Instruction: Skip the images. Copy the records exactly as written.

Data listing:
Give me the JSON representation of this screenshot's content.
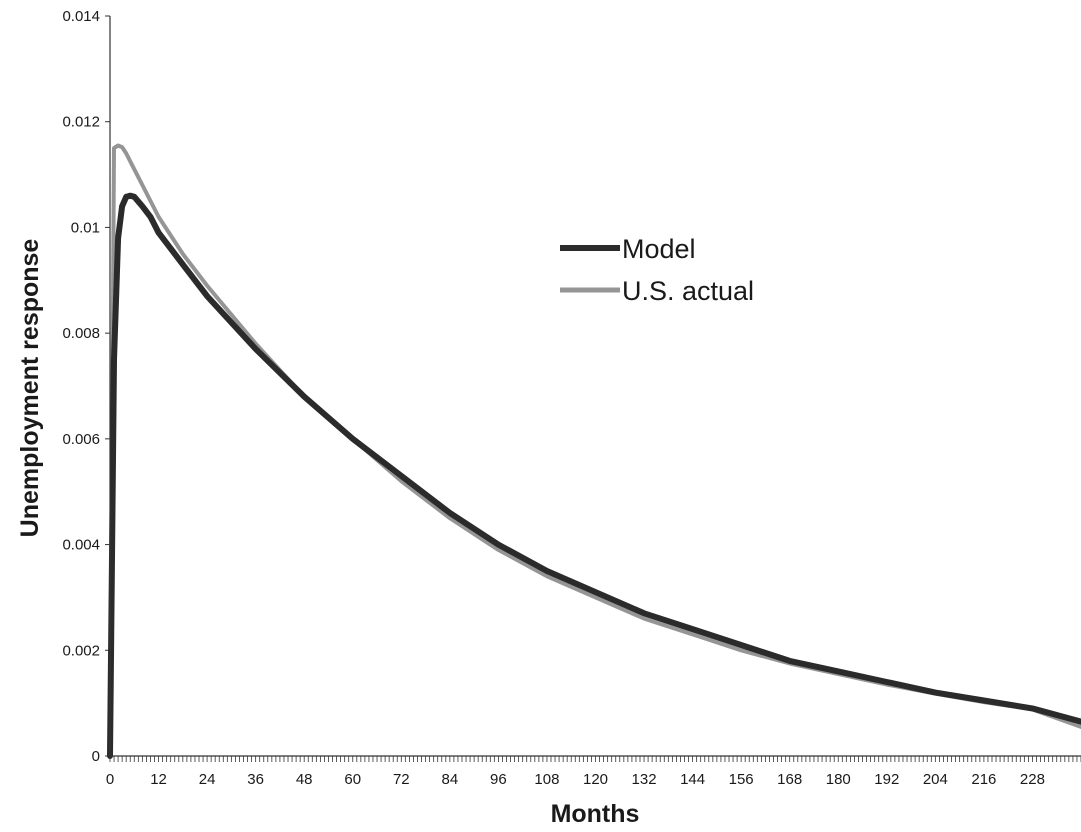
{
  "chart_data": {
    "type": "line",
    "title": "",
    "xlabel": "Months",
    "ylabel": "Unemployment response",
    "xlim": [
      0,
      240
    ],
    "ylim": [
      0,
      0.014
    ],
    "x_ticks": [
      0,
      12,
      24,
      36,
      48,
      60,
      72,
      84,
      96,
      108,
      120,
      132,
      144,
      156,
      168,
      180,
      192,
      204,
      216,
      228
    ],
    "y_ticks": [
      0,
      0.002,
      0.004,
      0.006,
      0.008,
      0.01,
      0.012,
      0.014
    ],
    "y_tick_labels": [
      "0",
      "0.002",
      "0.004",
      "0.006",
      "0.008",
      "0.01",
      "0.012",
      "0.014"
    ],
    "grid": false,
    "legend_position": "upper-right of center",
    "series": [
      {
        "name": "Model",
        "color": "#2b2b2b",
        "x": [
          0,
          1,
          2,
          3,
          4,
          5,
          6,
          8,
          10,
          12,
          18,
          24,
          36,
          48,
          60,
          72,
          84,
          96,
          108,
          120,
          132,
          144,
          156,
          168,
          180,
          192,
          204,
          216,
          228,
          240
        ],
        "y": [
          0,
          0.0075,
          0.0098,
          0.0104,
          0.01058,
          0.0106,
          0.01058,
          0.0104,
          0.0102,
          0.0099,
          0.0093,
          0.0087,
          0.0077,
          0.0068,
          0.006,
          0.0053,
          0.0046,
          0.004,
          0.0035,
          0.0031,
          0.0027,
          0.0024,
          0.0021,
          0.0018,
          0.0016,
          0.0014,
          0.0012,
          0.00105,
          0.0009,
          0.00065
        ]
      },
      {
        "name": "U.S. actual",
        "color": "#959595",
        "x": [
          0,
          1,
          2,
          3,
          4,
          6,
          8,
          10,
          12,
          18,
          24,
          36,
          48,
          60,
          72,
          84,
          96,
          108,
          120,
          132,
          144,
          156,
          168,
          180,
          192,
          204,
          216,
          228,
          240
        ],
        "y": [
          0,
          0.0115,
          0.01155,
          0.01152,
          0.0114,
          0.0111,
          0.0108,
          0.0105,
          0.0102,
          0.0095,
          0.0089,
          0.0078,
          0.0068,
          0.006,
          0.0052,
          0.0045,
          0.0039,
          0.0034,
          0.003,
          0.0026,
          0.0023,
          0.002,
          0.00175,
          0.00155,
          0.00135,
          0.00118,
          0.00102,
          0.00088,
          0.00055
        ]
      }
    ]
  }
}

Solved problem:
Give me the JSON representation of this screenshot's content.
{
  "chart_data": {
    "type": "line",
    "title": "",
    "xlabel": "Months",
    "ylabel": "Unemployment response",
    "xlim": [
      0,
      240
    ],
    "ylim": [
      0,
      0.014
    ],
    "x_ticks": [
      0,
      12,
      24,
      36,
      48,
      60,
      72,
      84,
      96,
      108,
      120,
      132,
      144,
      156,
      168,
      180,
      192,
      204,
      216,
      228
    ],
    "y_ticks": [
      0,
      0.002,
      0.004,
      0.006,
      0.008,
      0.01,
      0.012,
      0.014
    ],
    "y_tick_labels": [
      "0",
      "0.002",
      "0.004",
      "0.006",
      "0.008",
      "0.01",
      "0.012",
      "0.014"
    ],
    "grid": false,
    "legend_position": "upper-right of center",
    "series": [
      {
        "name": "Model",
        "color": "#2b2b2b",
        "x": [
          0,
          1,
          2,
          3,
          4,
          5,
          6,
          8,
          10,
          12,
          18,
          24,
          36,
          48,
          60,
          72,
          84,
          96,
          108,
          120,
          132,
          144,
          156,
          168,
          180,
          192,
          204,
          216,
          228,
          240
        ],
        "y": [
          0,
          0.0075,
          0.0098,
          0.0104,
          0.01058,
          0.0106,
          0.01058,
          0.0104,
          0.0102,
          0.0099,
          0.0093,
          0.0087,
          0.0077,
          0.0068,
          0.006,
          0.0053,
          0.0046,
          0.004,
          0.0035,
          0.0031,
          0.0027,
          0.0024,
          0.0021,
          0.0018,
          0.0016,
          0.0014,
          0.0012,
          0.00105,
          0.0009,
          0.00065
        ]
      },
      {
        "name": "U.S. actual",
        "color": "#959595",
        "x": [
          0,
          1,
          2,
          3,
          4,
          6,
          8,
          10,
          12,
          18,
          24,
          36,
          48,
          60,
          72,
          84,
          96,
          108,
          120,
          132,
          144,
          156,
          168,
          180,
          192,
          204,
          216,
          228,
          240
        ],
        "y": [
          0,
          0.0115,
          0.01155,
          0.01152,
          0.0114,
          0.0111,
          0.0108,
          0.0105,
          0.0102,
          0.0095,
          0.0089,
          0.0078,
          0.0068,
          0.006,
          0.0052,
          0.0045,
          0.0039,
          0.0034,
          0.003,
          0.0026,
          0.0023,
          0.002,
          0.00175,
          0.00155,
          0.00135,
          0.00118,
          0.00102,
          0.00088,
          0.00055
        ]
      }
    ]
  }
}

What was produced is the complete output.